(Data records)

☆ ☆ ☆

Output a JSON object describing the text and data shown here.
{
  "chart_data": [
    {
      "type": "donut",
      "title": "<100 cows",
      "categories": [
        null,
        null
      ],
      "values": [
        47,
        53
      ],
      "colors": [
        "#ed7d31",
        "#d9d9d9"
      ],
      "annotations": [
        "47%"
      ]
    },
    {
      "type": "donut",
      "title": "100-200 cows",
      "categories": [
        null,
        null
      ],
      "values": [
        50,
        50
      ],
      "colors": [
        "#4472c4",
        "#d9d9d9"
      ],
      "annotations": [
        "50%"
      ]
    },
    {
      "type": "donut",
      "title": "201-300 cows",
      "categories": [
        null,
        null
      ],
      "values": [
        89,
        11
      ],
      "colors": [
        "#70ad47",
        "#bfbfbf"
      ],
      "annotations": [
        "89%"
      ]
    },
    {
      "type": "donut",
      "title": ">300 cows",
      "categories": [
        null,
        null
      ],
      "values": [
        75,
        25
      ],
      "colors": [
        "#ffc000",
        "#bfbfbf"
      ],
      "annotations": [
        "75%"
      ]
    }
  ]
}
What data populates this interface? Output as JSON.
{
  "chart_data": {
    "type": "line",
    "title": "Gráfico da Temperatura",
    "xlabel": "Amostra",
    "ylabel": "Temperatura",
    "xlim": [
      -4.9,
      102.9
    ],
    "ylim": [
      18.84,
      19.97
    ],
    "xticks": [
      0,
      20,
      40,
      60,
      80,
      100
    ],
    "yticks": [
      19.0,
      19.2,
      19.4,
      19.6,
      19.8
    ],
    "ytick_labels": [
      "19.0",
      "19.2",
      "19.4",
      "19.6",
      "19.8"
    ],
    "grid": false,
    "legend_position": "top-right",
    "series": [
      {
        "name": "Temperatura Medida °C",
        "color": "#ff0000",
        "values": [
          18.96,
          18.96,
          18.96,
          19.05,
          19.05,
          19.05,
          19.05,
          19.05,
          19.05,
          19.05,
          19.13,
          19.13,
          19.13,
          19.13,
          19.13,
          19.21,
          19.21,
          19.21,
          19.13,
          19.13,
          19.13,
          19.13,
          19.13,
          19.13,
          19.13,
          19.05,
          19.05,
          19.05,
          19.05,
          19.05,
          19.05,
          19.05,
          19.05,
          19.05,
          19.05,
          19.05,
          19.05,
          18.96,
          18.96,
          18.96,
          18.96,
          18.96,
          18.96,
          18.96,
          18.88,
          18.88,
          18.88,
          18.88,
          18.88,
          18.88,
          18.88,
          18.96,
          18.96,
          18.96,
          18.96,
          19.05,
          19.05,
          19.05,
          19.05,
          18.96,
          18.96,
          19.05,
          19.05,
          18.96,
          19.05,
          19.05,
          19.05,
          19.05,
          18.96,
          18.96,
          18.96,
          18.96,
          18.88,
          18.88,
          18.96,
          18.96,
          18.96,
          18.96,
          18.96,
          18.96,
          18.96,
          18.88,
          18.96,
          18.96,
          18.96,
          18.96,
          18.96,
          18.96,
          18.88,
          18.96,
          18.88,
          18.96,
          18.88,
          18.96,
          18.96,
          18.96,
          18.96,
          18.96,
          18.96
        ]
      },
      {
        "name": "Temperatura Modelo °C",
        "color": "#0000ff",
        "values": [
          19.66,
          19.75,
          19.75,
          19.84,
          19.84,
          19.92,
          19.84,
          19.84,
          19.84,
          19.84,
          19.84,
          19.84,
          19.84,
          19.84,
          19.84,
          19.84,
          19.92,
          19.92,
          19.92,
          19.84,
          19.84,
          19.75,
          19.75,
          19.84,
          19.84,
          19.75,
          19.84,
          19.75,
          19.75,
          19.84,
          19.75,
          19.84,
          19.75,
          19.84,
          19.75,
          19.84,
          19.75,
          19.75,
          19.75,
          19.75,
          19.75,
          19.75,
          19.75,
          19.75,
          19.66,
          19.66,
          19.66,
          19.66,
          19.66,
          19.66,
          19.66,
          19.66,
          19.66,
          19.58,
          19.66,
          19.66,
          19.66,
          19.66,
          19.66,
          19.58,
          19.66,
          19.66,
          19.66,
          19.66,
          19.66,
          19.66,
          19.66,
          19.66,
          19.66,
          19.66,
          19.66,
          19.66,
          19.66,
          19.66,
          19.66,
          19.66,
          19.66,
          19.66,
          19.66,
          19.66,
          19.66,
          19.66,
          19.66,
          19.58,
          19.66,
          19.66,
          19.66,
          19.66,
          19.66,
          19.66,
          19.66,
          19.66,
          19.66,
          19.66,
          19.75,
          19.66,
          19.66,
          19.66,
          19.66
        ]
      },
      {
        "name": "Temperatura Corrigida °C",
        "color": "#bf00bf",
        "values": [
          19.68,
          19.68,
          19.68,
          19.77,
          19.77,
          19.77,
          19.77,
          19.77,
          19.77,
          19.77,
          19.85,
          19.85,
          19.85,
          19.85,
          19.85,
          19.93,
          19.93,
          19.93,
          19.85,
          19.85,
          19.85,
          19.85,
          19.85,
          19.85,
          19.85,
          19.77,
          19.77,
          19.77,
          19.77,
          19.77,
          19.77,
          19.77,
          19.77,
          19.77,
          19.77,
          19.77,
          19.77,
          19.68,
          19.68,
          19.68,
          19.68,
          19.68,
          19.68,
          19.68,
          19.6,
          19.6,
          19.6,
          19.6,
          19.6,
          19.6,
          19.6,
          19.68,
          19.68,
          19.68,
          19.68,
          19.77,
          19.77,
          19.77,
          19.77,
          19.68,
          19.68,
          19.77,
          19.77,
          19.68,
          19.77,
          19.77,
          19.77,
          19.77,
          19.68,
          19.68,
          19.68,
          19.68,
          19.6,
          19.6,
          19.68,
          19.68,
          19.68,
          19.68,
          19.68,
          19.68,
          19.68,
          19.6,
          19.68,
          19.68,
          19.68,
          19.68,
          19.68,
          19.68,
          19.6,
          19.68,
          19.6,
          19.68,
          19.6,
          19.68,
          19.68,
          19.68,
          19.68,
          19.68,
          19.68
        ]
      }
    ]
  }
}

☆ ☆ ☆

#### [Exercise description]
Collect each line of the entries that has the word "Temperatura", copying it in full.

#### [Result of the exercise]
    "title": "Gráfico da Temperatura",
    "ylabel": "Temperatura",
        "name": "Temperatura Medida °C",
        "name": "Temperatura Modelo °C",
        "name": "Temperatura Corrigida °C",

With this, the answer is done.